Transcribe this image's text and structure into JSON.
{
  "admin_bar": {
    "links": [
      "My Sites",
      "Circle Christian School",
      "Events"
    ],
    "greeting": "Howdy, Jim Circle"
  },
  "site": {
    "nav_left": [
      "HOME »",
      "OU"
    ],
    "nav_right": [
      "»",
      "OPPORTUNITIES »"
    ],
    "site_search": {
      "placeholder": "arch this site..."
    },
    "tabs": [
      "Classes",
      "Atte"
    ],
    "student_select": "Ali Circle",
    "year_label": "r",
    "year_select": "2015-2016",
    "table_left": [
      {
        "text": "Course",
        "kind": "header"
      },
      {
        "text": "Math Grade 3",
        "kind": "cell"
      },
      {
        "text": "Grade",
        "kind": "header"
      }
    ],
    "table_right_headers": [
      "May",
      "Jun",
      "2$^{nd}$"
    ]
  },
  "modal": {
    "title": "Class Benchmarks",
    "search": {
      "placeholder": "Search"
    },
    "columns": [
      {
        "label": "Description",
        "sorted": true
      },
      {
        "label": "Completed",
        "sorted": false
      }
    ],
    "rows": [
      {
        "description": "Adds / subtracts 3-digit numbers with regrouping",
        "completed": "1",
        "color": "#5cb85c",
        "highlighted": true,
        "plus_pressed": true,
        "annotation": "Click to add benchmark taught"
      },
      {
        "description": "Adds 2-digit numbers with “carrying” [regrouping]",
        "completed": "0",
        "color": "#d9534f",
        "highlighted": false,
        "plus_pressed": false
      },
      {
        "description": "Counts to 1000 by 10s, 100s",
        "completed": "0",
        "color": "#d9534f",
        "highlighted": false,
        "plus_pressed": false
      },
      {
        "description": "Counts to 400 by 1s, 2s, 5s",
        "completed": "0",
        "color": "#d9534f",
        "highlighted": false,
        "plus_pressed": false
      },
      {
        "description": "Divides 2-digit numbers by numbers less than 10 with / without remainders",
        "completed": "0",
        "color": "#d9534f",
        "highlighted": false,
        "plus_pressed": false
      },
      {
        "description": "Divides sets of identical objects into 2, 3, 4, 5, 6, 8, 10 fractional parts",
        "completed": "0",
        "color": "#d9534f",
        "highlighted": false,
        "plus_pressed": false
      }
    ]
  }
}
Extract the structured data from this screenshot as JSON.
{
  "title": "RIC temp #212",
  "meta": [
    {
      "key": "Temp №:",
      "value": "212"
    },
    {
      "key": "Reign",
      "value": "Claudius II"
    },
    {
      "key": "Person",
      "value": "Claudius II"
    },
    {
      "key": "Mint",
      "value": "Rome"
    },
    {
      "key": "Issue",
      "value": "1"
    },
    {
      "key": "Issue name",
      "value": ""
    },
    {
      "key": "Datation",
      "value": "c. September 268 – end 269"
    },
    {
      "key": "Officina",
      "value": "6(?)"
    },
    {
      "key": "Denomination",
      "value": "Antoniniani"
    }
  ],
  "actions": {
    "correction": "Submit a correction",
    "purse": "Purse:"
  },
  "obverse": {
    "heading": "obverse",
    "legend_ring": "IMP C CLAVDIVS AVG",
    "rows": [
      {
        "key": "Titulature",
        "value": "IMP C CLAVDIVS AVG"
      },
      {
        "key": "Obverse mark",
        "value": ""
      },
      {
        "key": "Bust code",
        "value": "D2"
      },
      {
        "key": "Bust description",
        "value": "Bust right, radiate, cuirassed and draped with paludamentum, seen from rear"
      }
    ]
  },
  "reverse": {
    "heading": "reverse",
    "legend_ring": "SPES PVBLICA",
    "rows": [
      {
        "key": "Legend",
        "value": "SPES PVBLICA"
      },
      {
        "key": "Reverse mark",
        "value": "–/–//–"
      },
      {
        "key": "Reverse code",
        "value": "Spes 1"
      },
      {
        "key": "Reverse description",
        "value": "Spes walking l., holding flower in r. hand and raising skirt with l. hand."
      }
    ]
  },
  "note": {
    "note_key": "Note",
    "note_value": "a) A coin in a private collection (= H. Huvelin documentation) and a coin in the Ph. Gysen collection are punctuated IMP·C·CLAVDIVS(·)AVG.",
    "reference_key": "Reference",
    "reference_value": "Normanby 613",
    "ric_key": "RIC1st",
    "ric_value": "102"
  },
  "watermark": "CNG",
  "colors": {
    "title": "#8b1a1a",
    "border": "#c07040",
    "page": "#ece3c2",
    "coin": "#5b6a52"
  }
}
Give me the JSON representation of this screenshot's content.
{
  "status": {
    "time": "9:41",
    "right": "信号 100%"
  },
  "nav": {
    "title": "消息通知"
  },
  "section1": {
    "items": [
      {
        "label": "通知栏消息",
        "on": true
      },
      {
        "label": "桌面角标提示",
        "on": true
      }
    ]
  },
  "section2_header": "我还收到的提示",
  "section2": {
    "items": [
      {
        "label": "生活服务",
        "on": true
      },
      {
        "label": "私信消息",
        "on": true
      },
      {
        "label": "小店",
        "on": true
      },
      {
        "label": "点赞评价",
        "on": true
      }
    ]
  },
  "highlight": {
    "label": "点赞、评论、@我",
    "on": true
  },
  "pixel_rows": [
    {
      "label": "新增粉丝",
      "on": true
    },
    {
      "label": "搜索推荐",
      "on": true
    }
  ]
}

==================================================

# WRITTEN TASK
Extract each line of the material exactly as it stands.

# WRITTEN REPLY
Transcribe this image's text and structure into JSON.
{
  "admin_bar": {
    "links": [
      "My Sites",
      "Circle Christian School",
      "Events"
    ],
    "greeting": "Howdy, Jim Circle"
  },
  "site": {
    "nav_left": [
      "HOME »",
      "OU"
    ],
    "nav_right": [
      "»",
      "OPPORTUNITIES »"
    ],
    "site_search": {
      "placeholder": "arch this site..."
    },
    "tabs": [
      "Classes",
      "Atte"
    ],
    "student_select": "Ali Circle",
    "year_label": "r",
    "year_select": "2015-2016",
    "table_left": [
      {
        "text": "Course",
        "kind": "header"
      },
      {
        "text": "Math Grade 3",
        "kind": "cell"
      },
      {
        "text": "Grade",
        "kind": "header"
      }
    ],
    "table_right_headers": [
      "May",
      "Jun",
      "2$^{nd}$"
    ]
  },
  "modal": {
    "title": "Class Benchmarks",
    "search": {
      "placeholder": "Search"
    },
    "columns": [
      {
        "label": "Description",
        "sorted": true
      },
      {
        "label": "Completed",
        "sorted": false
      }
    ],
    "rows": [
      {
        "description": "Adds / subtracts 3-digit numbers with regrouping",
        "completed": "1",
        "color": "#5cb85c",
        "highlighted": true,
        "plus_pressed": true,
        "annotation": "Click to add benchmark taught"
      },
      {
        "description": "Adds 2-digit numbers with “carrying” [regrouping]",
        "completed": "0",
        "color": "#d9534f",
        "highlighted": false,
        "plus_pressed": false
      },
      {
        "description": "Counts to 1000 by 10s, 100s",
        "completed": "0",
        "color": "#d9534f",
        "highlighted": false,
        "plus_pressed": false
      },
      {
        "description": "Counts to 400 by 1s, 2s, 5s",
        "completed": "0",
        "color": "#d9534f",
        "highlighted": false,
        "plus_pressed": false
      },
      {
        "description": "Divides 2-digit numbers by numbers less than 10 with / without remainders",
        "completed": "0",
        "color": "#d9534f",
        "highlighted": false,
        "plus_pressed": false
      },
      {
        "description": "Divides sets of identical objects into 2, 3, 4, 5, 6, 8, 10 fractional parts",
        "completed": "0",
        "color": "#d9534f",
        "highlighted": false,
        "plus_pressed": false
      }
    ]
  }
}
Extract the structured data from this screenshot as JSON.
{
  "title": "RIC temp #212",
  "meta": [
    {
      "key": "Temp №:",
      "value": "212"
    },
    {
      "key": "Reign",
      "value": "Claudius II"
    },
    {
      "key": "Person",
      "value": "Claudius II"
    },
    {
      "key": "Mint",
      "value": "Rome"
    },
    {
      "key": "Issue",
      "value": "1"
    },
    {
      "key": "Issue name",
      "value": ""
    },
    {
      "key": "Datation",
      "value": "c. September 268 – end 269"
    },
    {
      "key": "Officina",
      "value": "6(?)"
    },
    {
      "key": "Denomination",
      "value": "Antoniniani"
    }
  ],
  "actions": {
    "correction": "Submit a correction",
    "purse": "Purse:"
  },
  "obverse": {
    "heading": "obverse",
    "legend_ring": "IMP C CLAVDIVS AVG",
    "rows": [
      {
        "key": "Titulature",
        "value": "IMP C CLAVDIVS AVG"
      },
      {
        "key": "Obverse mark",
        "value": ""
      },
      {
        "key": "Bust code",
        "value": "D2"
      },
      {
        "key": "Bust description",
        "value": "Bust right, radiate, cuirassed and draped with paludamentum, seen from rear"
      }
    ]
  },
  "reverse": {
    "heading": "reverse",
    "legend_ring": "SPES PVBLICA",
    "rows": [
      {
        "key": "Legend",
        "value": "SPES PVBLICA"
      },
      {
        "key": "Reverse mark",
        "value": "–/–//–"
      },
      {
        "key": "Reverse code",
        "value": "Spes 1"
      },
      {
        "key": "Reverse description",
        "value": "Spes walking l., holding flower in r. hand and raising skirt with l. hand."
      }
    ]
  },
  "note": {
    "note_key": "Note",
    "note_value": "a) A coin in a private collection (= H. Huvelin documentation) and a coin in the Ph. Gysen collection are punctuated IMP·C·CLAVDIVS(·)AVG.",
    "reference_key": "Reference",
    "reference_value": "Normanby 613",
    "ric_key": "RIC1st",
    "ric_value": "102"
  },
  "watermark": "CNG",
  "colors": {
    "title": "#8b1a1a",
    "border": "#c07040",
    "page": "#ece3c2",
    "coin": "#5b6a52"
  }
}
Give me the JSON representation of this screenshot's content.
{
  "status": {
    "time": "9:41",
    "right": "信号 100%"
  },
  "nav": {
    "title": "消息通知"
  },
  "section1": {
    "items": [
      {
        "label": "通知栏消息",
        "on": true
      },
      {
        "label": "桌面角标提示",
        "on": true
      }
    ]
  },
  "section2_header": "我还收到的提示",
  "section2": {
    "items": [
      {
        "label": "生活服务",
        "on": true
      },
      {
        "label": "私信消息",
        "on": true
      },
      {
        "label": "小店",
        "on": true
      },
      {
        "label": "点赞评价",
        "on": true
      }
    ]
  },
  "highlight": {
    "label": "点赞、评论、@我",
    "on": true
  },
  "pixel_rows": [
    {
      "label": "新增粉丝",
      "on": true
    },
    {
      "label": "搜索推荐",
      "on": true
    }
  ]
}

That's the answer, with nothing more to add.